* TASK STATEMENT *
Review the material line by line. Identify and copy every line that contains the string "title".

Figure dataset records
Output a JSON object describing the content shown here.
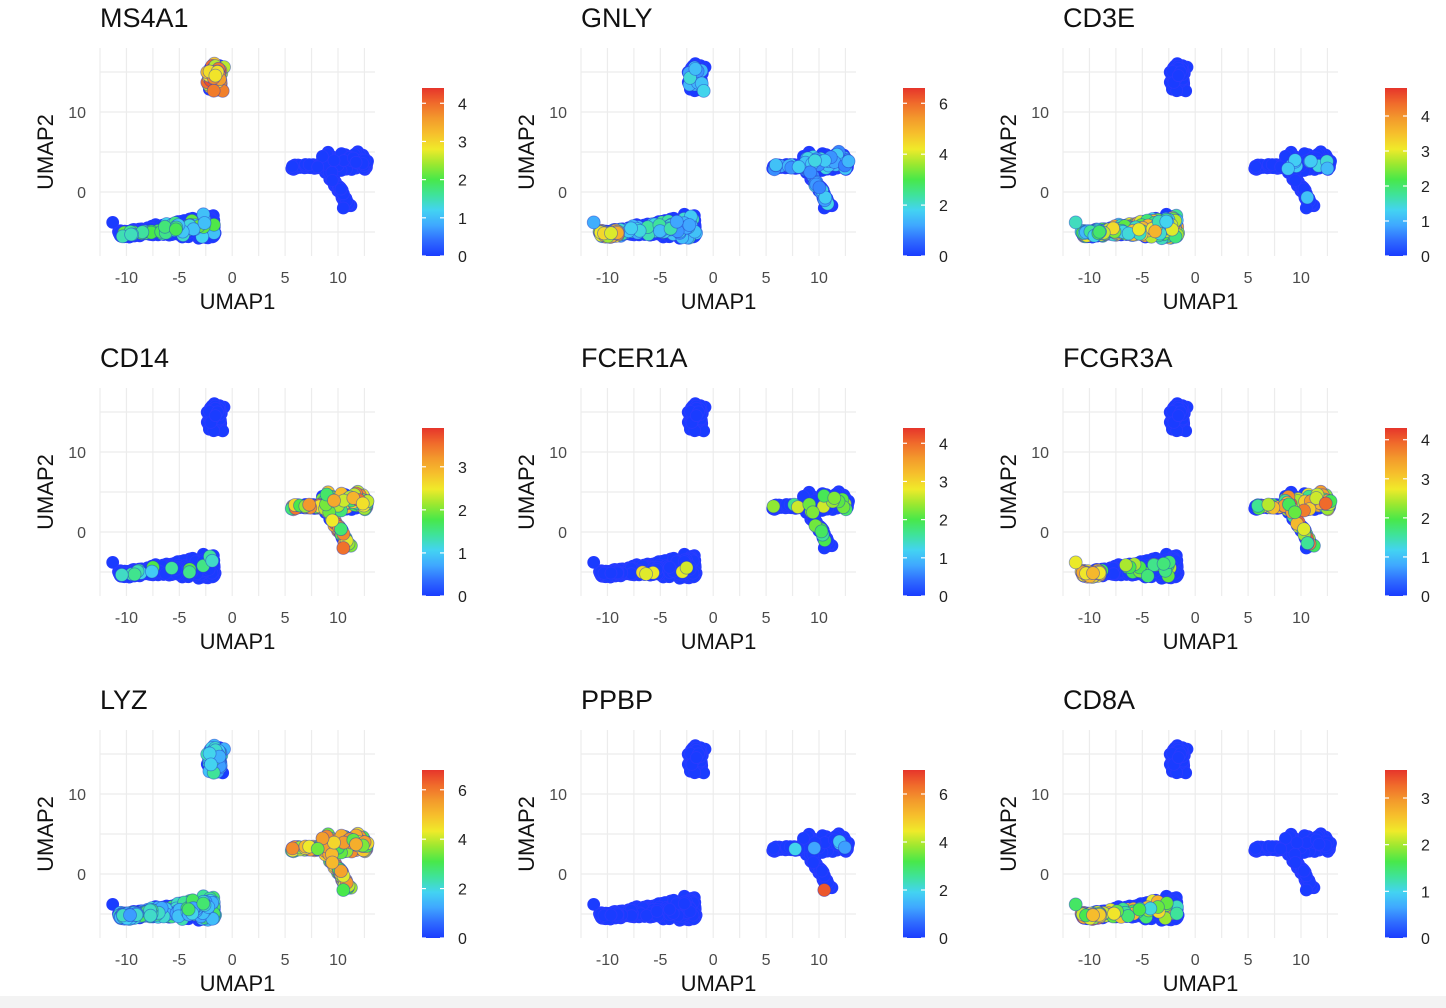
{
  "figure": {
    "colormap": [
      "#1a3cff",
      "#2f6bff",
      "#3fa7ff",
      "#43d3f2",
      "#3fe39a",
      "#48e84a",
      "#9be830",
      "#f0ea2a",
      "#f6c02c",
      "#f39a2c",
      "#f06b2b",
      "#e6352b"
    ],
    "marker_outline": "#2a3cff",
    "panel_background": "#ffffff",
    "grid_color": "#ececec"
  },
  "chart_data": [
    {
      "type": "scatter",
      "title": "MS4A1",
      "xlabel": "UMAP1",
      "ylabel": "UMAP2",
      "xlim": [
        -12.5,
        13.5
      ],
      "ylim": [
        -8,
        18
      ],
      "grid": true,
      "xticks": [
        "-10",
        "-5",
        "0",
        "5",
        "10"
      ],
      "xtick_values": [
        -10,
        -5,
        0,
        5,
        10
      ],
      "yticks": [
        "10",
        "0"
      ],
      "ytick_values": [
        10,
        0
      ],
      "colorbar": {
        "max": 4.4,
        "ticks": [
          "0",
          "1",
          "2",
          "3",
          "4"
        ],
        "tick_values": [
          0,
          1,
          2,
          3,
          4
        ]
      },
      "highlights": [
        {
          "cluster": "b",
          "fraction": 0.85,
          "levels": [
            2.5,
            4.2
          ]
        },
        {
          "cluster": "a",
          "fraction": 0.12,
          "levels": [
            1.0,
            2.2
          ]
        }
      ]
    },
    {
      "type": "scatter",
      "title": "GNLY",
      "xlabel": "UMAP1",
      "ylabel": "UMAP2",
      "xlim": [
        -12.5,
        13.5
      ],
      "ylim": [
        -8,
        18
      ],
      "grid": true,
      "xticks": [
        "-10",
        "-5",
        "0",
        "5",
        "10"
      ],
      "xtick_values": [
        -10,
        -5,
        0,
        5,
        10
      ],
      "yticks": [
        "10",
        "0"
      ],
      "ytick_values": [
        10,
        0
      ],
      "colorbar": {
        "max": 6.6,
        "ticks": [
          "0",
          "2",
          "4",
          "6"
        ],
        "tick_values": [
          0,
          2,
          4,
          6
        ]
      },
      "highlights": [
        {
          "cluster": "tip",
          "fraction": 0.9,
          "levels": [
            3.5,
            5.5
          ]
        },
        {
          "cluster": "a",
          "fraction": 0.15,
          "levels": [
            1.0,
            2.5
          ]
        },
        {
          "cluster": "c",
          "fraction": 0.25,
          "levels": [
            0.8,
            2.0
          ]
        },
        {
          "cluster": "b",
          "fraction": 0.1,
          "levels": [
            1.0,
            2.0
          ]
        }
      ]
    },
    {
      "type": "scatter",
      "title": "CD3E",
      "xlabel": "UMAP1",
      "ylabel": "UMAP2",
      "xlim": [
        -12.5,
        13.5
      ],
      "ylim": [
        -8,
        18
      ],
      "grid": true,
      "xticks": [
        "-10",
        "-5",
        "0",
        "5",
        "10"
      ],
      "xtick_values": [
        -10,
        -5,
        0,
        5,
        10
      ],
      "yticks": [
        "10",
        "0"
      ],
      "ytick_values": [
        10,
        0
      ],
      "colorbar": {
        "max": 4.8,
        "ticks": [
          "0",
          "1",
          "2",
          "3",
          "4"
        ],
        "tick_values": [
          0,
          1,
          2,
          3,
          4
        ]
      },
      "highlights": [
        {
          "cluster": "a",
          "fraction": 0.75,
          "levels": [
            1.2,
            3.8
          ]
        },
        {
          "cluster": "tip",
          "fraction": 0.3,
          "levels": [
            1.0,
            2.5
          ]
        },
        {
          "cluster": "c",
          "fraction": 0.05,
          "levels": [
            1.0,
            1.5
          ]
        }
      ]
    },
    {
      "type": "scatter",
      "title": "CD14",
      "xlabel": "UMAP1",
      "ylabel": "UMAP2",
      "xlim": [
        -12.5,
        13.5
      ],
      "ylim": [
        -8,
        18
      ],
      "grid": true,
      "xticks": [
        "-10",
        "-5",
        "0",
        "5",
        "10"
      ],
      "xtick_values": [
        -10,
        -5,
        0,
        5,
        10
      ],
      "yticks": [
        "10",
        "0"
      ],
      "ytick_values": [
        10,
        0
      ],
      "colorbar": {
        "max": 3.9,
        "ticks": [
          "0",
          "1",
          "2",
          "3"
        ],
        "tick_values": [
          0,
          1,
          2,
          3
        ]
      },
      "highlights": [
        {
          "cluster": "c",
          "fraction": 0.6,
          "levels": [
            1.5,
            3.6
          ]
        },
        {
          "cluster": "a",
          "fraction": 0.02,
          "levels": [
            1.0,
            2.0
          ]
        }
      ]
    },
    {
      "type": "scatter",
      "title": "FCER1A",
      "xlabel": "UMAP1",
      "ylabel": "UMAP2",
      "xlim": [
        -12.5,
        13.5
      ],
      "ylim": [
        -8,
        18
      ],
      "grid": true,
      "xticks": [
        "-10",
        "-5",
        "0",
        "5",
        "10"
      ],
      "xtick_values": [
        -10,
        -5,
        0,
        5,
        10
      ],
      "yticks": [
        "10",
        "0"
      ],
      "ytick_values": [
        10,
        0
      ],
      "colorbar": {
        "max": 4.4,
        "ticks": [
          "0",
          "1",
          "2",
          "3",
          "4"
        ],
        "tick_values": [
          0,
          1,
          2,
          3,
          4
        ]
      },
      "highlights": [
        {
          "cluster": "c",
          "fraction": 0.06,
          "levels": [
            1.5,
            2.8
          ]
        },
        {
          "cluster": "a",
          "fraction": 0.005,
          "levels": [
            2.5,
            3.0
          ]
        }
      ]
    },
    {
      "type": "scatter",
      "title": "FCGR3A",
      "xlabel": "UMAP1",
      "ylabel": "UMAP2",
      "xlim": [
        -12.5,
        13.5
      ],
      "ylim": [
        -8,
        18
      ],
      "grid": true,
      "xticks": [
        "-10",
        "-5",
        "0",
        "5",
        "10"
      ],
      "xtick_values": [
        -10,
        -5,
        0,
        5,
        10
      ],
      "yticks": [
        "10",
        "0"
      ],
      "ytick_values": [
        10,
        0
      ],
      "colorbar": {
        "max": 4.3,
        "ticks": [
          "0",
          "1",
          "2",
          "3",
          "4"
        ],
        "tick_values": [
          0,
          1,
          2,
          3,
          4
        ]
      },
      "highlights": [
        {
          "cluster": "tip",
          "fraction": 0.9,
          "levels": [
            2.5,
            3.5
          ]
        },
        {
          "cluster": "c",
          "fraction": 0.35,
          "levels": [
            1.5,
            4.0
          ]
        },
        {
          "cluster": "a",
          "fraction": 0.04,
          "levels": [
            1.5,
            2.5
          ]
        }
      ]
    },
    {
      "type": "scatter",
      "title": "LYZ",
      "xlabel": "UMAP1",
      "ylabel": "UMAP2",
      "xlim": [
        -12.5,
        13.5
      ],
      "ylim": [
        -8,
        18
      ],
      "grid": true,
      "xticks": [
        "-10",
        "-5",
        "0",
        "5",
        "10"
      ],
      "xtick_values": [
        -10,
        -5,
        0,
        5,
        10
      ],
      "yticks": [
        "10",
        "0"
      ],
      "ytick_values": [
        10,
        0
      ],
      "colorbar": {
        "max": 6.8,
        "ticks": [
          "0",
          "2",
          "4",
          "6"
        ],
        "tick_values": [
          0,
          2,
          4,
          6
        ]
      },
      "highlights": [
        {
          "cluster": "c",
          "fraction": 0.95,
          "levels": [
            3.0,
            6.0
          ]
        },
        {
          "cluster": "a",
          "fraction": 0.55,
          "levels": [
            1.2,
            3.0
          ]
        },
        {
          "cluster": "b",
          "fraction": 0.6,
          "levels": [
            1.0,
            2.5
          ]
        },
        {
          "cluster": "tip",
          "fraction": 0.6,
          "levels": [
            1.0,
            2.5
          ]
        }
      ]
    },
    {
      "type": "scatter",
      "title": "PPBP",
      "xlabel": "UMAP1",
      "ylabel": "UMAP2",
      "xlim": [
        -12.5,
        13.5
      ],
      "ylim": [
        -8,
        18
      ],
      "grid": true,
      "xticks": [
        "-10",
        "-5",
        "0",
        "5",
        "10"
      ],
      "xtick_values": [
        -10,
        -5,
        0,
        5,
        10
      ],
      "yticks": [
        "10",
        "0"
      ],
      "ytick_values": [
        10,
        0
      ],
      "colorbar": {
        "max": 7.0,
        "ticks": [
          "0",
          "2",
          "4",
          "6"
        ],
        "tick_values": [
          0,
          2,
          4,
          6
        ]
      },
      "highlights": [
        {
          "cluster": "c",
          "fraction": 0.02,
          "levels": [
            1.0,
            2.0
          ]
        }
      ],
      "special_points": [
        {
          "x": 10.5,
          "y": -2.0,
          "value": 6.6
        }
      ]
    },
    {
      "type": "scatter",
      "title": "CD8A",
      "xlabel": "UMAP1",
      "ylabel": "UMAP2",
      "xlim": [
        -12.5,
        13.5
      ],
      "ylim": [
        -8,
        18
      ],
      "grid": true,
      "xticks": [
        "-10",
        "-5",
        "0",
        "5",
        "10"
      ],
      "xtick_values": [
        -10,
        -5,
        0,
        5,
        10
      ],
      "yticks": [
        "10",
        "0"
      ],
      "ytick_values": [
        10,
        0
      ],
      "colorbar": {
        "max": 3.6,
        "ticks": [
          "0",
          "1",
          "2",
          "3"
        ],
        "tick_values": [
          0,
          1,
          2,
          3
        ]
      },
      "highlights": [
        {
          "cluster": "tip",
          "fraction": 0.75,
          "levels": [
            1.5,
            3.5
          ]
        },
        {
          "cluster": "a",
          "fraction": 0.1,
          "levels": [
            1.0,
            2.8
          ]
        }
      ]
    }
  ]
}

* EXERCISE RESULT *
      "title": "MS4A1",
      "title": "GNLY",
      "title": "CD3E",
      "title": "CD14",
      "title": "FCER1A",
      "title": "FCGR3A",
      "title": "LYZ",
      "title": "PPBP",
      "title": "CD8A",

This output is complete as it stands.